══ INFORMATION PROVIDED ══
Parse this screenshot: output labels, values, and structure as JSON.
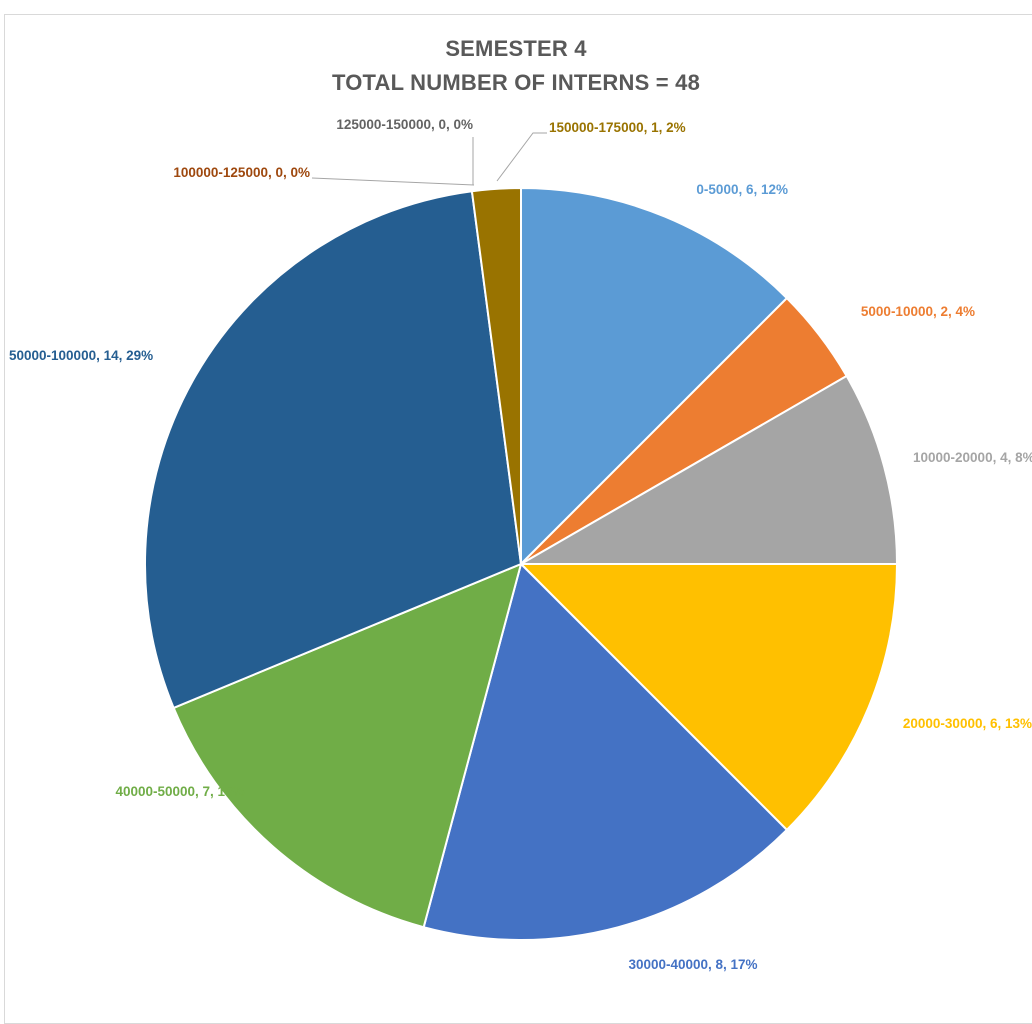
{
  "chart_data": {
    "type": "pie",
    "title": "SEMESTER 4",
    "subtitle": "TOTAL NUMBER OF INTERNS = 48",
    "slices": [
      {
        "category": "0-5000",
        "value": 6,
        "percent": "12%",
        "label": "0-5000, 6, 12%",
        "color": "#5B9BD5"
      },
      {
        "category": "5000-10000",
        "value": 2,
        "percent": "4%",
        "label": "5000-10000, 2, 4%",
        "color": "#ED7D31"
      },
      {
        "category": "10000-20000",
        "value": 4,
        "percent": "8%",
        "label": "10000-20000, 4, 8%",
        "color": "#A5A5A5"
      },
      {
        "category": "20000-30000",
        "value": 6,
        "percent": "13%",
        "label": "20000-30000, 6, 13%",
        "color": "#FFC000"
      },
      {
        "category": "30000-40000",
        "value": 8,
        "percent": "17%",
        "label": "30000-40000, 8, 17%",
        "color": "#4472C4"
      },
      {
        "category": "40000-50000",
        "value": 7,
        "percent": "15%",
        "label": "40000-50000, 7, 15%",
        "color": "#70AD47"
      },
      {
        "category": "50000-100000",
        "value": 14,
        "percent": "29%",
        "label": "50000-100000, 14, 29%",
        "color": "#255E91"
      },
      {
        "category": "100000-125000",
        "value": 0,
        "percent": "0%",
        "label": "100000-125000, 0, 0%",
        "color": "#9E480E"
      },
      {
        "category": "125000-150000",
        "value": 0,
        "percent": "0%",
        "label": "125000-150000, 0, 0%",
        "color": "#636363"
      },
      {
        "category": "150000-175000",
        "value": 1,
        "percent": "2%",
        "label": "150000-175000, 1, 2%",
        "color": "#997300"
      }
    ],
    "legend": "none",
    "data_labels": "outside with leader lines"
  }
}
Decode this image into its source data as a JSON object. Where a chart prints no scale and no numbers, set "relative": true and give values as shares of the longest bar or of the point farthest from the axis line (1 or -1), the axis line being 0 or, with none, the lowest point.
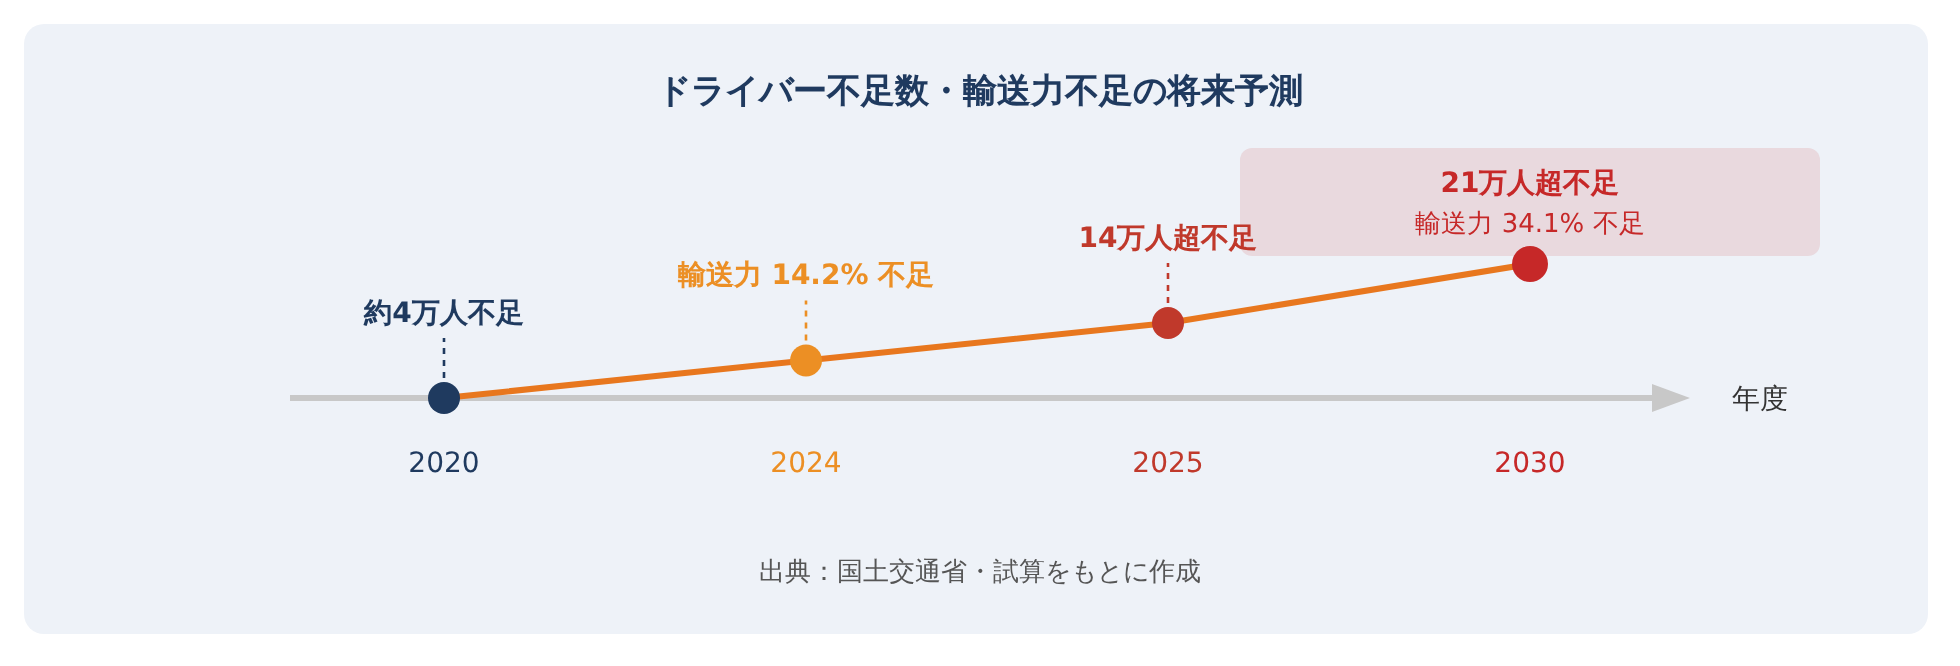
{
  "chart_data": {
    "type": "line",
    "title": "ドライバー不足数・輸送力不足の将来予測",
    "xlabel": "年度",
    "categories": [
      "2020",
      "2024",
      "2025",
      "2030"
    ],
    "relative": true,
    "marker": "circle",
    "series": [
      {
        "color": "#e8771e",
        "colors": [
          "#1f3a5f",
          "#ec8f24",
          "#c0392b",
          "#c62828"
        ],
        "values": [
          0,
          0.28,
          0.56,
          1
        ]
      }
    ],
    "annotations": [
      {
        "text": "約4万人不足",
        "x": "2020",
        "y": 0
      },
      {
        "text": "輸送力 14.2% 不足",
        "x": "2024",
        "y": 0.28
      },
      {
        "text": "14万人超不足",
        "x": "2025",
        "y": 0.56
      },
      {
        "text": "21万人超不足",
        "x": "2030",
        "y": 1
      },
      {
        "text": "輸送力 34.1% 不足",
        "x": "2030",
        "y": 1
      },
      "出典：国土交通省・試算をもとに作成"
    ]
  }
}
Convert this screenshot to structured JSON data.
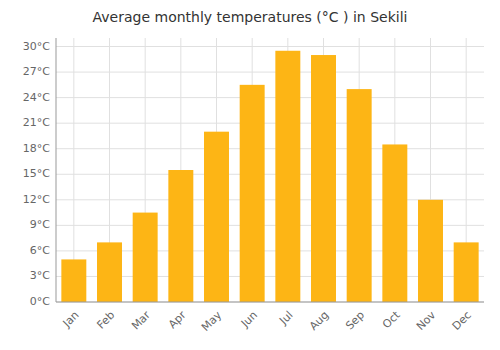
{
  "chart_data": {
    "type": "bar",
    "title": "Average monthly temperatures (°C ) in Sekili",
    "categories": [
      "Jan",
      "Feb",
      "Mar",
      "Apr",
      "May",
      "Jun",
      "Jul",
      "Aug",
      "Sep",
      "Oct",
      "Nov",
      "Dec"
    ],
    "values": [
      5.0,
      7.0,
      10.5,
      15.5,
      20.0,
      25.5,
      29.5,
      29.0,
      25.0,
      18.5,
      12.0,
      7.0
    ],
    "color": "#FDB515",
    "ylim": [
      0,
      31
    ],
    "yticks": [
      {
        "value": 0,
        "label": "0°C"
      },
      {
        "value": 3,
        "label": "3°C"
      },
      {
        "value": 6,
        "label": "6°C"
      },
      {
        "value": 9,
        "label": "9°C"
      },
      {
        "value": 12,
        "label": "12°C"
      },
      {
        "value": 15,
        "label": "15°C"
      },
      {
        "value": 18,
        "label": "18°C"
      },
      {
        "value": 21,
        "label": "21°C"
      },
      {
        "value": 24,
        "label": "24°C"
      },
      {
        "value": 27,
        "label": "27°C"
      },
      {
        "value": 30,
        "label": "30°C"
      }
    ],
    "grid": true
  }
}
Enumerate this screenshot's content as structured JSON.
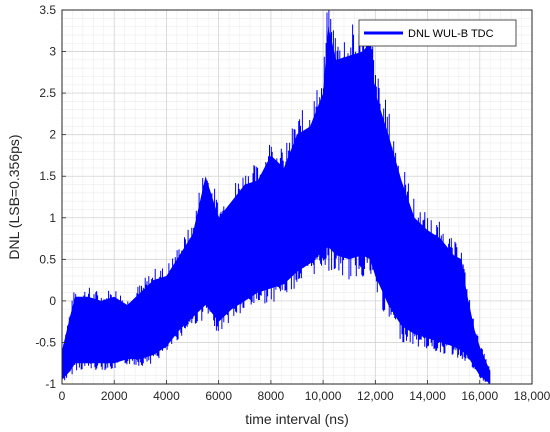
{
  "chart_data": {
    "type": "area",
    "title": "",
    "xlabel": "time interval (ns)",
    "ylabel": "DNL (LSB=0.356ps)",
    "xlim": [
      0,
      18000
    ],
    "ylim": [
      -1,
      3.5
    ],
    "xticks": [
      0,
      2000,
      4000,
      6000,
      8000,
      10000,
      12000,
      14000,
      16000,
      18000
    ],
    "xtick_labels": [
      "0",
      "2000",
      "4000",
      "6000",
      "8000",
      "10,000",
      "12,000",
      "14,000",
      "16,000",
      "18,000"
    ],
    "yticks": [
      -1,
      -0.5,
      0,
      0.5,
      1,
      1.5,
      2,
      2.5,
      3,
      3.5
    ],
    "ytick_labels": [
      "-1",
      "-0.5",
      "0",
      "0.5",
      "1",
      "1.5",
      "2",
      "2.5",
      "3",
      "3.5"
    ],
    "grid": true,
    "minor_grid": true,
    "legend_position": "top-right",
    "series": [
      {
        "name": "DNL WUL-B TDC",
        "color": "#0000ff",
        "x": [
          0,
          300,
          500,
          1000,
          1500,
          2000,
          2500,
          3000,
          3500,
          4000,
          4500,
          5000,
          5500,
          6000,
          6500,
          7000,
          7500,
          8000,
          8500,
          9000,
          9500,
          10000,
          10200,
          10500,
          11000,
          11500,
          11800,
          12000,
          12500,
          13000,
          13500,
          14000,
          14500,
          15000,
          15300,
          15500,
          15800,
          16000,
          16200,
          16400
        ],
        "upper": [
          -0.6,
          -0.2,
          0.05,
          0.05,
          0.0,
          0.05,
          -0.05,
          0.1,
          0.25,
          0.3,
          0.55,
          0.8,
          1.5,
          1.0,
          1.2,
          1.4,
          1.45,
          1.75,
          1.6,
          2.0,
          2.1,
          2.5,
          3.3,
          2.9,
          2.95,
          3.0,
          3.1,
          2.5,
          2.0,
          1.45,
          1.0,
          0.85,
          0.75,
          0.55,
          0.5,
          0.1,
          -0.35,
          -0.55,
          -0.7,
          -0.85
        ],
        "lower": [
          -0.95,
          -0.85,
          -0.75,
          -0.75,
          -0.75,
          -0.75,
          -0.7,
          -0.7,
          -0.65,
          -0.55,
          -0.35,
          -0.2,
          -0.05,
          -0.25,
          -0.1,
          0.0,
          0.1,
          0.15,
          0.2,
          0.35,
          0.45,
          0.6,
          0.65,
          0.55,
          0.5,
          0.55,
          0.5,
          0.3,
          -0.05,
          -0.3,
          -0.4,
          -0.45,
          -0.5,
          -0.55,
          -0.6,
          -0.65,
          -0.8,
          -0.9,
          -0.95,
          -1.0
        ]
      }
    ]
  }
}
═══
JOB: All of the data needs repeating exactly, but the pictures do not.

FULL RESPONSE:
Parse this screenshot: output labels, values, and structure as JSON.
{
  "chart_data": {
    "type": "pie",
    "title": "SEMESTER 4",
    "subtitle": "TOTAL NUMBER OF INTERNS = 48",
    "slices": [
      {
        "category": "0-5000",
        "value": 6,
        "percent": "12%",
        "label": "0-5000, 6, 12%",
        "color": "#5B9BD5"
      },
      {
        "category": "5000-10000",
        "value": 2,
        "percent": "4%",
        "label": "5000-10000, 2, 4%",
        "color": "#ED7D31"
      },
      {
        "category": "10000-20000",
        "value": 4,
        "percent": "8%",
        "label": "10000-20000, 4, 8%",
        "color": "#A5A5A5"
      },
      {
        "category": "20000-30000",
        "value": 6,
        "percent": "13%",
        "label": "20000-30000, 6, 13%",
        "color": "#FFC000"
      },
      {
        "category": "30000-40000",
        "value": 8,
        "percent": "17%",
        "label": "30000-40000, 8, 17%",
        "color": "#4472C4"
      },
      {
        "category": "40000-50000",
        "value": 7,
        "percent": "15%",
        "label": "40000-50000, 7, 15%",
        "color": "#70AD47"
      },
      {
        "category": "50000-100000",
        "value": 14,
        "percent": "29%",
        "label": "50000-100000, 14, 29%",
        "color": "#255E91"
      },
      {
        "category": "100000-125000",
        "value": 0,
        "percent": "0%",
        "label": "100000-125000, 0, 0%",
        "color": "#9E480E"
      },
      {
        "category": "125000-150000",
        "value": 0,
        "percent": "0%",
        "label": "125000-150000, 0, 0%",
        "color": "#636363"
      },
      {
        "category": "150000-175000",
        "value": 1,
        "percent": "2%",
        "label": "150000-175000, 1, 2%",
        "color": "#997300"
      }
    ],
    "legend": "none",
    "data_labels": "outside with leader lines"
  }
}
Decode this image into its source data as a JSON object. Where a chart prints no scale and no numbers, set "relative": true and give values as shares of the longest bar or of the point farthest from the axis line (1 or -1), the axis line being 0 or, with none, the lowest point.
{
  "chart_data": {
    "type": "line",
    "title": "ドライバー不足数・輸送力不足の将来予測",
    "xlabel": "年度",
    "categories": [
      "2020",
      "2024",
      "2025",
      "2030"
    ],
    "relative": true,
    "marker": "circle",
    "series": [
      {
        "color": "#e8771e",
        "colors": [
          "#1f3a5f",
          "#ec8f24",
          "#c0392b",
          "#c62828"
        ],
        "values": [
          0,
          0.28,
          0.56,
          1
        ]
      }
    ],
    "annotations": [
      {
        "text": "約4万人不足",
        "x": "2020",
        "y": 0
      },
      {
        "text": "輸送力 14.2% 不足",
        "x": "2024",
        "y": 0.28
      },
      {
        "text": "14万人超不足",
        "x": "2025",
        "y": 0.56
      },
      {
        "text": "21万人超不足",
        "x": "2030",
        "y": 1
      },
      {
        "text": "輸送力 34.1% 不足",
        "x": "2030",
        "y": 1
      },
      "出典：国土交通省・試算をもとに作成"
    ]
  }
}
Convert this screenshot to structured JSON data.
{
  "chart_data": {
    "type": "bar",
    "title": "Average monthly temperatures (°C ) in Sekili",
    "categories": [
      "Jan",
      "Feb",
      "Mar",
      "Apr",
      "May",
      "Jun",
      "Jul",
      "Aug",
      "Sep",
      "Oct",
      "Nov",
      "Dec"
    ],
    "values": [
      5.0,
      7.0,
      10.5,
      15.5,
      20.0,
      25.5,
      29.5,
      29.0,
      25.0,
      18.5,
      12.0,
      7.0
    ],
    "color": "#FDB515",
    "ylim": [
      0,
      31
    ],
    "yticks": [
      {
        "value": 0,
        "label": "0°C"
      },
      {
        "value": 3,
        "label": "3°C"
      },
      {
        "value": 6,
        "label": "6°C"
      },
      {
        "value": 9,
        "label": "9°C"
      },
      {
        "value": 12,
        "label": "12°C"
      },
      {
        "value": 15,
        "label": "15°C"
      },
      {
        "value": 18,
        "label": "18°C"
      },
      {
        "value": 21,
        "label": "21°C"
      },
      {
        "value": 24,
        "label": "24°C"
      },
      {
        "value": 27,
        "label": "27°C"
      },
      {
        "value": 30,
        "label": "30°C"
      }
    ],
    "grid": true
  }
}
Enumerate this screenshot's content as structured JSON.
{
  "chart_data": {
    "type": "area",
    "title": "",
    "xlabel": "time interval (ns)",
    "ylabel": "DNL (LSB=0.356ps)",
    "xlim": [
      0,
      18000
    ],
    "ylim": [
      -1,
      3.5
    ],
    "xticks": [
      0,
      2000,
      4000,
      6000,
      8000,
      10000,
      12000,
      14000,
      16000,
      18000
    ],
    "xtick_labels": [
      "0",
      "2000",
      "4000",
      "6000",
      "8000",
      "10,000",
      "12,000",
      "14,000",
      "16,000",
      "18,000"
    ],
    "yticks": [
      -1,
      -0.5,
      0,
      0.5,
      1,
      1.5,
      2,
      2.5,
      3,
      3.5
    ],
    "ytick_labels": [
      "-1",
      "-0.5",
      "0",
      "0.5",
      "1",
      "1.5",
      "2",
      "2.5",
      "3",
      "3.5"
    ],
    "grid": true,
    "minor_grid": true,
    "legend_position": "top-right",
    "series": [
      {
        "name": "DNL WUL-B TDC",
        "color": "#0000ff",
        "x": [
          0,
          300,
          500,
          1000,
          1500,
          2000,
          2500,
          3000,
          3500,
          4000,
          4500,
          5000,
          5500,
          6000,
          6500,
          7000,
          7500,
          8000,
          8500,
          9000,
          9500,
          10000,
          10200,
          10500,
          11000,
          11500,
          11800,
          12000,
          12500,
          13000,
          13500,
          14000,
          14500,
          15000,
          15300,
          15500,
          15800,
          16000,
          16200,
          16400
        ],
        "upper": [
          -0.6,
          -0.2,
          0.05,
          0.05,
          0.0,
          0.05,
          -0.05,
          0.1,
          0.25,
          0.3,
          0.55,
          0.8,
          1.5,
          1.0,
          1.2,
          1.4,
          1.45,
          1.75,
          1.6,
          2.0,
          2.1,
          2.5,
          3.3,
          2.9,
          2.95,
          3.0,
          3.1,
          2.5,
          2.0,
          1.45,
          1.0,
          0.85,
          0.75,
          0.55,
          0.5,
          0.1,
          -0.35,
          -0.55,
          -0.7,
          -0.85
        ],
        "lower": [
          -0.95,
          -0.85,
          -0.75,
          -0.75,
          -0.75,
          -0.75,
          -0.7,
          -0.7,
          -0.65,
          -0.55,
          -0.35,
          -0.2,
          -0.05,
          -0.25,
          -0.1,
          0.0,
          0.1,
          0.15,
          0.2,
          0.35,
          0.45,
          0.6,
          0.65,
          0.55,
          0.5,
          0.55,
          0.5,
          0.3,
          -0.05,
          -0.3,
          -0.4,
          -0.45,
          -0.5,
          -0.55,
          -0.6,
          -0.65,
          -0.8,
          -0.9,
          -0.95,
          -1.0
        ]
      }
    ]
  }
}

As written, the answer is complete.